- _EXERCISE INSTRUCTIONS_:
1. Decide whether each statement below agrees with the comment thread that follows. For each, answer yes or no and quote the words from the comment thread that settle it.
(a) The reply about the SDK says there is an extra charge for it.
(b) One commenter says all of their clients are based in the UK.
(c) A commenter gives Jon Marks credit for his blog coverage.
2. Retype the part of the comment thread below starting with "I’m finding this" and going on through "a super read.".
3. Extend the comment thread about the CMS blog post below, picking up after its final line.

- _SOURCE PASSAGE_:
★ ★ ★ ★ ★ ★ ★
And does your answer to #12 mean you do or don’t charge extra for the SDK?
Thanks for the welcome! We don’t charge for an SDK, sorry for the ambiguity.
Cheers,
Ian
I’ve added this the master list: http://www.julianwraith.com/?p=60
Thanks! 🙂
Thank you for participating in this, Ian.
I’m finding this whole “meme” thing quite interesting – gives an idea of what’s out there and who cares about what features. As an English-speaker with only UK-based clients, I never considered the language problems before – will be keeping an eye!
A very thoughtful and well constructed response Ian. Also credit to Jon Marks for his entertaining blog coverage of this. He commented to me in Sweden the other week that he’d love to be a CMS analyst “if only he could write” – I think he’s demonstrated he can do that very well!!!
All – thanks for your comments, sorry to be so tardy in replying – James, you are spot on – Jon Marks blog is a super read.
Very useful information. Thanks for this. You got a great blog .I will be interested in more similar topics.I’m very interested in CMS and all its related subjects.
Given your recent move to SDL Tridion, would your response to question 11 be the same if asked again?
Hi Brad,
Are you asking me to answer for SDL or for Alterian?
★ ★ ★ ★ ★ ★ ★
[Records]
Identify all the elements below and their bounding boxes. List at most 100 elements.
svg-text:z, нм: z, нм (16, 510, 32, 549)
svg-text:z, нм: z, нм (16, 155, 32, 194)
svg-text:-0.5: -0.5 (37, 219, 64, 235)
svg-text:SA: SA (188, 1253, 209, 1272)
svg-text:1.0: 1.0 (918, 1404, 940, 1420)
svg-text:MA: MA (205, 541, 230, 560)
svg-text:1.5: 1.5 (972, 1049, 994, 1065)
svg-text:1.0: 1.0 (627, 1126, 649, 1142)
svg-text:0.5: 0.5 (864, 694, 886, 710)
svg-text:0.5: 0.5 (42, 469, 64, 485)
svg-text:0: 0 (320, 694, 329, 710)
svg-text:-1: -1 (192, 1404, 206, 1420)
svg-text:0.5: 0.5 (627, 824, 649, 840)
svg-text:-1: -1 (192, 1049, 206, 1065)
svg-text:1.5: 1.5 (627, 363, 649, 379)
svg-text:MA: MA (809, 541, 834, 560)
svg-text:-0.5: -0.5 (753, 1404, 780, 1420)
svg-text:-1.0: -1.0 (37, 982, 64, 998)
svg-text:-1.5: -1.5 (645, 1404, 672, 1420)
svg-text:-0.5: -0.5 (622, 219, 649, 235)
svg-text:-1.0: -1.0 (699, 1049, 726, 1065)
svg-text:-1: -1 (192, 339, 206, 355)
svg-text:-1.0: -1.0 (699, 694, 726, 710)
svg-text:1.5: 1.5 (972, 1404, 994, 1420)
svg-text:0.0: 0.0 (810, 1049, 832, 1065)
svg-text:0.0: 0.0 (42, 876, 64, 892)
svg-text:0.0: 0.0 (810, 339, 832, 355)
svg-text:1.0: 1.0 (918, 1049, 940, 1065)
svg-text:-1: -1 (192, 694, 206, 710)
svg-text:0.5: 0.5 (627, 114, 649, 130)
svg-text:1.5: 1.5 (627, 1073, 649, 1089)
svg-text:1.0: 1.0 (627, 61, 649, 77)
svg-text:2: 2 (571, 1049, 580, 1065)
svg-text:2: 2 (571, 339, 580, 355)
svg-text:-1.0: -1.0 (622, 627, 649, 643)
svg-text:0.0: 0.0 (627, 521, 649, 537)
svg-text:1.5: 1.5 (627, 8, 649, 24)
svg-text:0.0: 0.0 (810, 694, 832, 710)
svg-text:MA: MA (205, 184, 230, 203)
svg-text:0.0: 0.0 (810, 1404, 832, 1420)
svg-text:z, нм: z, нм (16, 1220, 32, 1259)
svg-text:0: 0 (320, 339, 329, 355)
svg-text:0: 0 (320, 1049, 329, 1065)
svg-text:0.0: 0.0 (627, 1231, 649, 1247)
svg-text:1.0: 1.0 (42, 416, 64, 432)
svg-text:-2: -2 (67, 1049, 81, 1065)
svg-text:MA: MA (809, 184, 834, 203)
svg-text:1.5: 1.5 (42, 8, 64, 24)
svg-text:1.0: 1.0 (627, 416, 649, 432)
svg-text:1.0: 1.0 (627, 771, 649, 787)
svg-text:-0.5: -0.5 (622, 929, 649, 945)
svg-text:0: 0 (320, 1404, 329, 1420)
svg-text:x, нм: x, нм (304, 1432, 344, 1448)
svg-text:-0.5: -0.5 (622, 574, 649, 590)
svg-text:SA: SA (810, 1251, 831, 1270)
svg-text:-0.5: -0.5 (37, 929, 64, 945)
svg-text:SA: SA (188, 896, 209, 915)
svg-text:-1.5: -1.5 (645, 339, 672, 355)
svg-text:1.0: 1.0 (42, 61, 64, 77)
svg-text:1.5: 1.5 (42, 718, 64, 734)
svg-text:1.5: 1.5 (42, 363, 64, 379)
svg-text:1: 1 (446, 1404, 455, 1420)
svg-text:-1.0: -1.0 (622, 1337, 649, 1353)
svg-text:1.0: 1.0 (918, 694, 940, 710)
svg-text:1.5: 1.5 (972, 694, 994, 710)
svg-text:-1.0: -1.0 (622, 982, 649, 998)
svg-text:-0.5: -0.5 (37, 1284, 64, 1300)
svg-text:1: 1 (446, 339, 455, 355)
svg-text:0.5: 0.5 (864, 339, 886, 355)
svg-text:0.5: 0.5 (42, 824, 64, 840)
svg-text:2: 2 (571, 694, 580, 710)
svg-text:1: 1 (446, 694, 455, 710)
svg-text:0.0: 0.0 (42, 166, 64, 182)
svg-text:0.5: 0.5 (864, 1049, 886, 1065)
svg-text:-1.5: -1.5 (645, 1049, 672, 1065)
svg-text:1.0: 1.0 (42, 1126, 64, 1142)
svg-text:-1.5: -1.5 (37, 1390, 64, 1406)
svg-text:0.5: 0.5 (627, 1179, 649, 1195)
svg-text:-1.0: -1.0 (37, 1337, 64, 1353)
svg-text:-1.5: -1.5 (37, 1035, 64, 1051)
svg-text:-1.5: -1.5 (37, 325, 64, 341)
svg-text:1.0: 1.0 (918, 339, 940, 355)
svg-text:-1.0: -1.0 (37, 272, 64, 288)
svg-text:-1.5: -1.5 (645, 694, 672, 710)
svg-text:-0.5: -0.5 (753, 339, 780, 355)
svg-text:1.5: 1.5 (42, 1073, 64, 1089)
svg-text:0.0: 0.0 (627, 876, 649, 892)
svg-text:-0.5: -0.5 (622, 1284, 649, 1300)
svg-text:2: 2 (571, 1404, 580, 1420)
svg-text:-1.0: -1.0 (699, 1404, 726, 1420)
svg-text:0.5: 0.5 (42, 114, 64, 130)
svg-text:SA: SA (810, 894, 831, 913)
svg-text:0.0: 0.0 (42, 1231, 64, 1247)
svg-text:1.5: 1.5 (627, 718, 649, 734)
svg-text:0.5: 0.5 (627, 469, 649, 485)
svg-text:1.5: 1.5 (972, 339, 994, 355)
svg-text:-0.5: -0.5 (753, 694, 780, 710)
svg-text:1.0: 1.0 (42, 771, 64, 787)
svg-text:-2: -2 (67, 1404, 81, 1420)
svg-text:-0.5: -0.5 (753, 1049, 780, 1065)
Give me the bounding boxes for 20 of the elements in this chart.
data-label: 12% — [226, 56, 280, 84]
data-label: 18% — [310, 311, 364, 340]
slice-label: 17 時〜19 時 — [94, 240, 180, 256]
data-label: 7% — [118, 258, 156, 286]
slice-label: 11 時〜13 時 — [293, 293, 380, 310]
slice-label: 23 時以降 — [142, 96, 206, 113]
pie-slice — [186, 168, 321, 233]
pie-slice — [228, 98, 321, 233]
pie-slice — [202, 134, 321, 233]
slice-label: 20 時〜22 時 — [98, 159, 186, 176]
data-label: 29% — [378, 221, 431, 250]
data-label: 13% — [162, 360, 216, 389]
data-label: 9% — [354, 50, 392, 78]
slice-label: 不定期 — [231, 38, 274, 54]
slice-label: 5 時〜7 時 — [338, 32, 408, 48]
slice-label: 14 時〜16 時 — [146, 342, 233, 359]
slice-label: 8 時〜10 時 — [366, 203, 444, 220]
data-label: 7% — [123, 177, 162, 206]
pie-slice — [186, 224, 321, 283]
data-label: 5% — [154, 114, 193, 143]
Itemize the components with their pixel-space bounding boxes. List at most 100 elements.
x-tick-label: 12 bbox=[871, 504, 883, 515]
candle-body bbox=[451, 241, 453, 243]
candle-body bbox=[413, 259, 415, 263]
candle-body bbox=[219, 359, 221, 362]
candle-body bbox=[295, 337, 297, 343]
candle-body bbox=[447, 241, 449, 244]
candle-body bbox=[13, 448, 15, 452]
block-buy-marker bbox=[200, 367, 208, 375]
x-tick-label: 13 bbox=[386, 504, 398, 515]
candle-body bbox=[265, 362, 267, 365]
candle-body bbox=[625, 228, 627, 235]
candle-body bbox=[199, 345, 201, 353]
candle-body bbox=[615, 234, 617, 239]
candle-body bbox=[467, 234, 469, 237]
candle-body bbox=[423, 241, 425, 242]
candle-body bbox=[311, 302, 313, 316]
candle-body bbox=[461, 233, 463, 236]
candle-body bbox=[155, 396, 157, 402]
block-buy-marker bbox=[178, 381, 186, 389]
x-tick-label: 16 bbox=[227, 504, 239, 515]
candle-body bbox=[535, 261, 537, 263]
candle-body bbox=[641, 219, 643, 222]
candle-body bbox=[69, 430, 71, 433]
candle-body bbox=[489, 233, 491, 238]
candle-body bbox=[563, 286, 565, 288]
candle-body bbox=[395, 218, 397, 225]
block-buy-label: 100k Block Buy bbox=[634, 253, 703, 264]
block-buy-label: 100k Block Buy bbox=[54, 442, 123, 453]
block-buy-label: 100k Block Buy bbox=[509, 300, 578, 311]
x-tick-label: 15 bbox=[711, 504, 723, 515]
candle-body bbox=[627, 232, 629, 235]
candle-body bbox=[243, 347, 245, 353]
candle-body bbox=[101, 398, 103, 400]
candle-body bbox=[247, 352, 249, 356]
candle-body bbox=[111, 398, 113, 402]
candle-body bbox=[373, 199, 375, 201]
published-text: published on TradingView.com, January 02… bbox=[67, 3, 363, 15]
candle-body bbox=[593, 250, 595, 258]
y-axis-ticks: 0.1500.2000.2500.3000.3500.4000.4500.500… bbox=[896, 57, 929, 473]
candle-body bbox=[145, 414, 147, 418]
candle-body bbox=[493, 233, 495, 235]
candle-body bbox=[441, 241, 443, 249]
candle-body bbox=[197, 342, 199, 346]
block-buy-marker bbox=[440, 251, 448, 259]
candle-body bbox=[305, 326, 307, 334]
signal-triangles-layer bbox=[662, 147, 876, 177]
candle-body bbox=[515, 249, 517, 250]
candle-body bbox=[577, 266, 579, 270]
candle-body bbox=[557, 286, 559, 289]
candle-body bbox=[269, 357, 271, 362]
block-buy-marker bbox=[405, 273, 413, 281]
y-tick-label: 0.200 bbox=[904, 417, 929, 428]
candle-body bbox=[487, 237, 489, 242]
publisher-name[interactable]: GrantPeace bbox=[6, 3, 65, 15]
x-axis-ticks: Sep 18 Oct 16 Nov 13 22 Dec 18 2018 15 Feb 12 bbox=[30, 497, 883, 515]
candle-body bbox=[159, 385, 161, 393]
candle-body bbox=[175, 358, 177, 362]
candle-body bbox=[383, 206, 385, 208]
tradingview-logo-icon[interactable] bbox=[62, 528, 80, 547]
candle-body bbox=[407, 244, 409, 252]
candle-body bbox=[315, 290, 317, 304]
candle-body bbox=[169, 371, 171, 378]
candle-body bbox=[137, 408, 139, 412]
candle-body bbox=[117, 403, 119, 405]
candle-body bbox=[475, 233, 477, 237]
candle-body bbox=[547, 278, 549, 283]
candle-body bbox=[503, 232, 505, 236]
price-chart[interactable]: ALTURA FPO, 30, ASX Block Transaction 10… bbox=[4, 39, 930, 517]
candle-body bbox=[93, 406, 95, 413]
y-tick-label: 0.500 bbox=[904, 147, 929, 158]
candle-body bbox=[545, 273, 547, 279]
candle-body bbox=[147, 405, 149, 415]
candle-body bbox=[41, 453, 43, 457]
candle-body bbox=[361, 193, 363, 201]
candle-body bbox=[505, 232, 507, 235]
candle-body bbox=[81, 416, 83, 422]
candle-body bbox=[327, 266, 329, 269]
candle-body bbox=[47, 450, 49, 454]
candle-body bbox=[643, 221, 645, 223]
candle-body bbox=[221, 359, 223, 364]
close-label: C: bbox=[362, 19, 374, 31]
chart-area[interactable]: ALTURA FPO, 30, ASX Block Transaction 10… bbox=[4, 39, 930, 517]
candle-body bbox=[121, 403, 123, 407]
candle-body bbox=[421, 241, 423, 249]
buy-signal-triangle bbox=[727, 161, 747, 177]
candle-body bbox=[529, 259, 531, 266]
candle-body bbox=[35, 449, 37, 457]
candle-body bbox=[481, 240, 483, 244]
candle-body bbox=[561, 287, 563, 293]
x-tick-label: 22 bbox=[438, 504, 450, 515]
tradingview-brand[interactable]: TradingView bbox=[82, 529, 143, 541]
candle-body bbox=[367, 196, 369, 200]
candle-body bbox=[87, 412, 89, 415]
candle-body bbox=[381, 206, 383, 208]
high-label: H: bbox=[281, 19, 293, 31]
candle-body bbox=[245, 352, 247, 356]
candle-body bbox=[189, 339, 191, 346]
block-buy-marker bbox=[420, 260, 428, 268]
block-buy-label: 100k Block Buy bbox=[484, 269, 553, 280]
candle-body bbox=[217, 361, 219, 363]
★ ★ ★ ★ ★ ★ ★
- _ANSWERS PER TASK_:
1.
(a) No: "We don’t charge for an SDK"
(b) Yes: "As an English-speaker with only UK-based clients"
(c) Yes: "Also credit to Jon Marks for his entertaining blog coverage of this."

2.
I’m finding this whole “meme” thing quite interesting – gives an idea of what’s out there and who cares about what features. As an English-speaker with only UK-based clients, I never considered the language problems before – will be keeping an eye!
A very thoughtful and well constructed response Ian. Also credit to Jon Marks for his entertaining blog coverage of this. He commented to me in Sweden the other week that he’d love to be a CMS analyst “if only he could write” – I think he’s demonstrated he can do that very well!!!
All – thanks for your comments, sorry to be so tardy in replying – James, you are spot on – Jon Marks blog is a super read.

3.
If it was for SDL – I am too new to do most of the questions justice and an honest answer to 11 won’t come until I have spent more time with customers and understood the experience that they have had. However, the conversations I had prior to joining and the first five days in the job I have been impressed by the focus on customer satisfaction and the stated intention to build that relationship from the foundations of the pre-sale and of course my role is to make sure we can answer 11 with an emphatic yes: “Our software does what we say it does”.
For Alterian – I answered the question honestly, but it sounds like you have something on your mind. 🙂 I think in the two years since I wrote this, they would admit themselves, that they were slow to deliver on the promise of the acquisition – in terms of delivering an integrated web engagement platform – only now are we seeing this come through in CM7. In any case, I think if you asked me this question two weeks ago, I could have given an opinion – I think today maybe I shall decline, plead the fifth and move onto talking about the weather, the football or something… 😉
Cheers!
Ian
PS Excellent blog!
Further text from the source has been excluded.